**Task directions:** Read through the entries below and return each line with the word "Hiện".

**Material shown:**
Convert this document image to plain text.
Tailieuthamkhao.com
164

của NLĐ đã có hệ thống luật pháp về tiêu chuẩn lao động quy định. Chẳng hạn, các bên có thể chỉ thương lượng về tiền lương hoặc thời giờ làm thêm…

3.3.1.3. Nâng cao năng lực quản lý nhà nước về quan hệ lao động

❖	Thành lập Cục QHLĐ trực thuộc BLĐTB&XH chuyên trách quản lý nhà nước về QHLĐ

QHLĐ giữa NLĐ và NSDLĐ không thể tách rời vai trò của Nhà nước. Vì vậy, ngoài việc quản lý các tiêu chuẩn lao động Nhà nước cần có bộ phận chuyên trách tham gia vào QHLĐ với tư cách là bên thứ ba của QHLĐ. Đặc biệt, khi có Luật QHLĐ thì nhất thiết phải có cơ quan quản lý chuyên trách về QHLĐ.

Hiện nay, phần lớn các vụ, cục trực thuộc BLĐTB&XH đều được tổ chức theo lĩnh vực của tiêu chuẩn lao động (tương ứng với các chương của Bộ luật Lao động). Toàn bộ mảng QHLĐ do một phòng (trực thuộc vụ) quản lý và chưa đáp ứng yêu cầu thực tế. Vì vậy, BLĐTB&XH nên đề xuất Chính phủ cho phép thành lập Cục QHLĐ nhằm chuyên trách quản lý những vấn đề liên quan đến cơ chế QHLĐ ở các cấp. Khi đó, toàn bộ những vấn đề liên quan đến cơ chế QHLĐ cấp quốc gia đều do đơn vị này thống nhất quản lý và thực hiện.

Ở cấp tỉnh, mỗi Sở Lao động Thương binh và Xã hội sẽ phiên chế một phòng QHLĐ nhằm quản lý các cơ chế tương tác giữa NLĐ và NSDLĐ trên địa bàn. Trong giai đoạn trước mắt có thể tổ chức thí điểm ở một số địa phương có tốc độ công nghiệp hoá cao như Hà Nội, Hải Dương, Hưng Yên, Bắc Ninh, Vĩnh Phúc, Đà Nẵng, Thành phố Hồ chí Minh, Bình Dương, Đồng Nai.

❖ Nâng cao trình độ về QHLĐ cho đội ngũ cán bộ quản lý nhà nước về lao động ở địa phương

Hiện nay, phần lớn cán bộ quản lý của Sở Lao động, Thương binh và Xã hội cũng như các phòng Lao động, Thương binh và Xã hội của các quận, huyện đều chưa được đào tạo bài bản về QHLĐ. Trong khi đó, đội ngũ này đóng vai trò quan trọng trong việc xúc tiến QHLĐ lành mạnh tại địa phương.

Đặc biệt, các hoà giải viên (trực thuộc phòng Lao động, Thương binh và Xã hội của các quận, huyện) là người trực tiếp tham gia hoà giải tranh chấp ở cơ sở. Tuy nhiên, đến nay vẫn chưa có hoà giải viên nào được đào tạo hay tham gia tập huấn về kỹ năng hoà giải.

**Written answer:**
Hiện nay, phần lớn các vụ, cục trực thuộc BLĐTB&XH đều được tổ chức theo lĩnh vực của tiêu chuẩn lao động (tương ứng với các chương của Bộ luật Lao động). Toàn bộ mảng QHLĐ do một phòng (trực thuộc vụ) quản lý và chưa đáp ứng yêu cầu thực tế. Vì vậy, BLĐTB&XH nên đề xuất Chính phủ cho phép thành lập Cục QHLĐ nhằm chuyên trách quản lý những vấn đề liên quan đến cơ chế QHLĐ ở các cấp. Khi đó, toàn bộ những vấn đề liên quan đến cơ chế QHLĐ cấp quốc gia đều do đơn vị này thống nhất quản lý và thực hiện.
Hiện nay, phần lớn cán bộ quản lý của Sở Lao động, Thương binh và Xã hội cũng như các phòng Lao động, Thương binh và Xã hội của các quận, huyện đều chưa được đào tạo bài bản về QHLĐ. Trong khi đó, đội ngũ này đóng vai trò quan trọng trong việc xúc tiến QHLĐ lành mạnh tại địa phương.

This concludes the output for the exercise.